[start INFORMATION SUPPLIED]

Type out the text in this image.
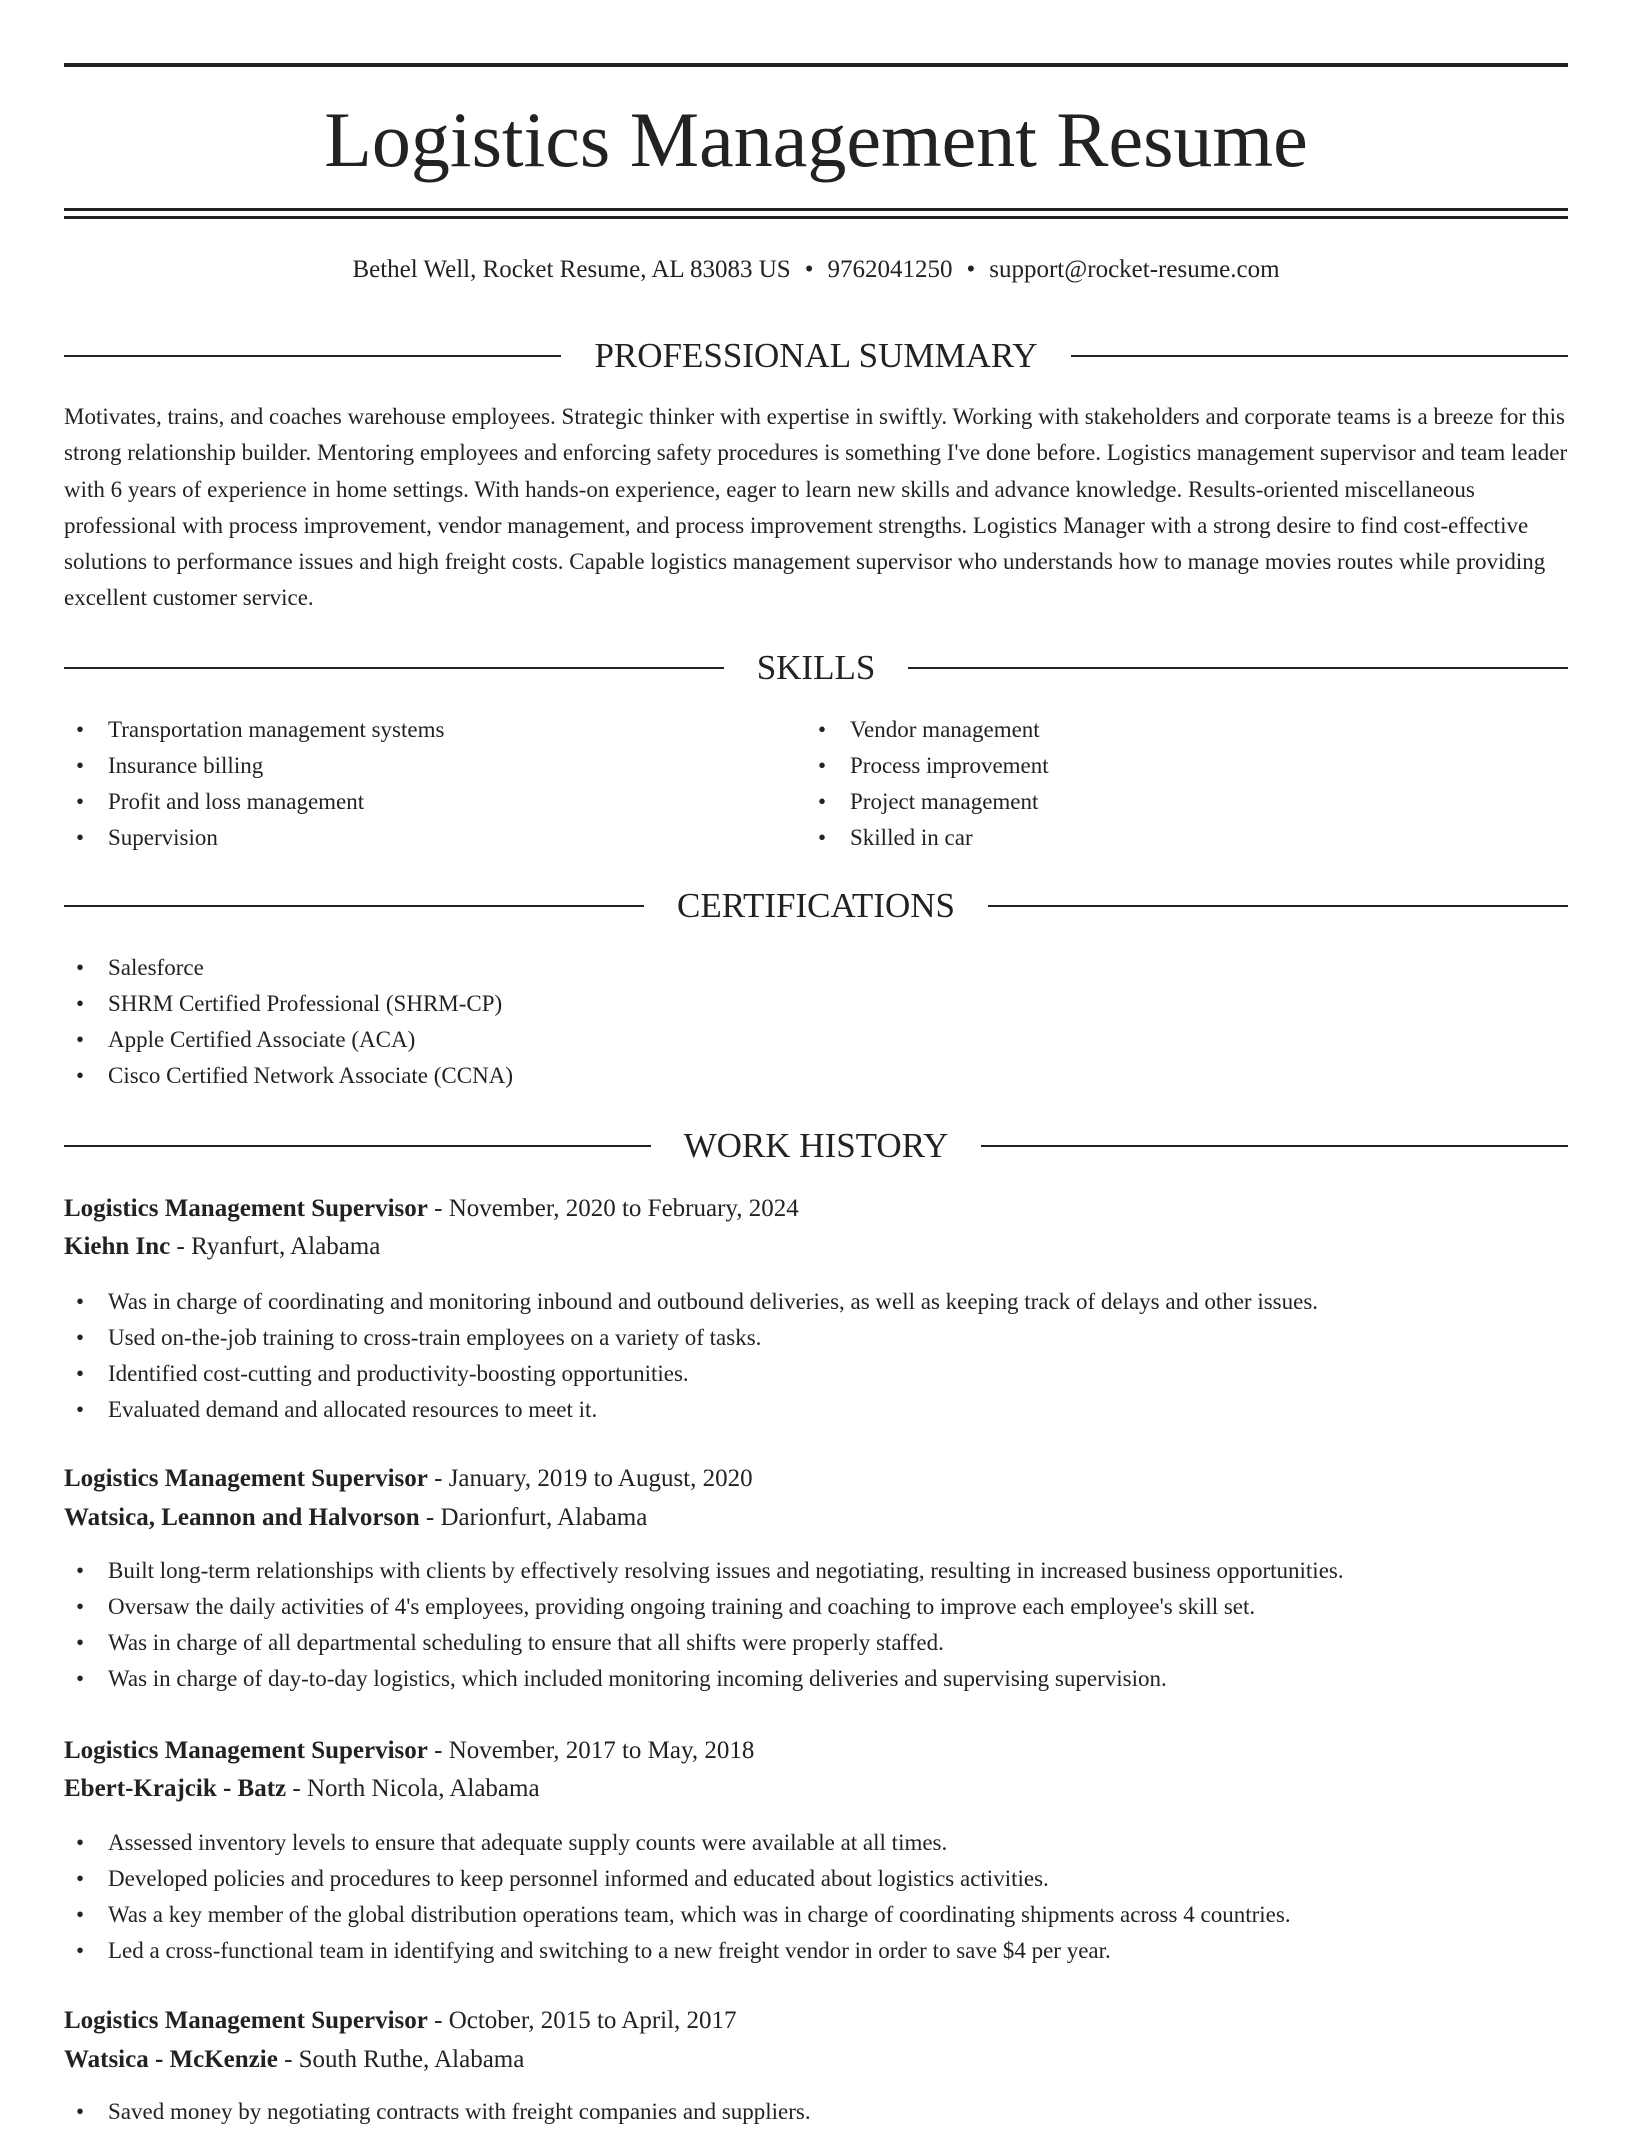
Logistics Management Resume
Bethel Well, Rocket Resume, AL 83083 US • 9762041250 • support@rocket-resume.com
PROFESSIONAL SUMMARY

Motivates, trains, and coaches warehouse employees. Strategic thinker with expertise in swiftly. Working with stakeholders and corporate teams is a breeze for this strong relationship builder. Mentoring employees and enforcing safety procedures is something I've done before. Logistics management supervisor and team leader with 6 years of experience in home settings. With hands-on experience, eager to learn new skills and advance knowledge. Results-oriented miscellaneous professional with process improvement, vendor management, and process improvement strengths. Logistics Manager with a strong desire to find cost-effective solutions to performance issues and high freight costs. Capable logistics management supervisor who understands how to manage movies routes while providing excellent customer service.

SKILLS
• Transportation management systems
• Insurance billing
• Profit and loss management
• Supervision
• Vendor management
• Process improvement
• Project management
• Skilled in car
CERTIFICATIONS
• Salesforce
• SHRM Certified Professional (SHRM-CP)
• Apple Certified Associate (ACA)
• Cisco Certified Network Associate (CCNA)
WORK HISTORY
Logistics Management Supervisor - November, 2020 to February, 2024
Kiehn Inc - Ryanfurt, Alabama
• Was in charge of coordinating and monitoring inbound and outbound deliveries, as well as keeping track of delays and other issues.
• Used on-the-job training to cross-train employees on a variety of tasks.
• Identified cost-cutting and productivity-boosting opportunities.
• Evaluated demand and allocated resources to meet it.
Logistics Management Supervisor - January, 2019 to August, 2020
Watsica, Leannon and Halvorson - Darionfurt, Alabama
• Built long-term relationships with clients by effectively resolving issues and negotiating, resulting in increased business opportunities.
• Oversaw the daily activities of 4's employees, providing ongoing training and coaching to improve each employee's skill set.
• Was in charge of all departmental scheduling to ensure that all shifts were properly staffed.
• Was in charge of day-to-day logistics, which included monitoring incoming deliveries and supervising supervision.
Logistics Management Supervisor - November, 2017 to May, 2018
Ebert-Krajcik - Batz - North Nicola, Alabama
• Assessed inventory levels to ensure that adequate supply counts were available at all times.
• Developed policies and procedures to keep personnel informed and educated about logistics activities.
• Was a key member of the global distribution operations team, which was in charge of coordinating shipments across 4 countries.
• Led a cross-functional team in identifying and switching to a new freight vendor in order to save $4 per year.
Logistics Management Supervisor - October, 2015 to April, 2017
Watsica - McKenzie - South Ruthe, Alabama
• Saved money by negotiating contracts with freight companies and suppliers.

[end INFORMATION SUPPLIED]

INSTRUCTIONS TO FOLLOW: Search the listing for the word "Associate" and return each line that holds it.

WRITTEN REPLY:
• Apple Certified Associate (ACA)
• Cisco Certified Network Associate (CCNA)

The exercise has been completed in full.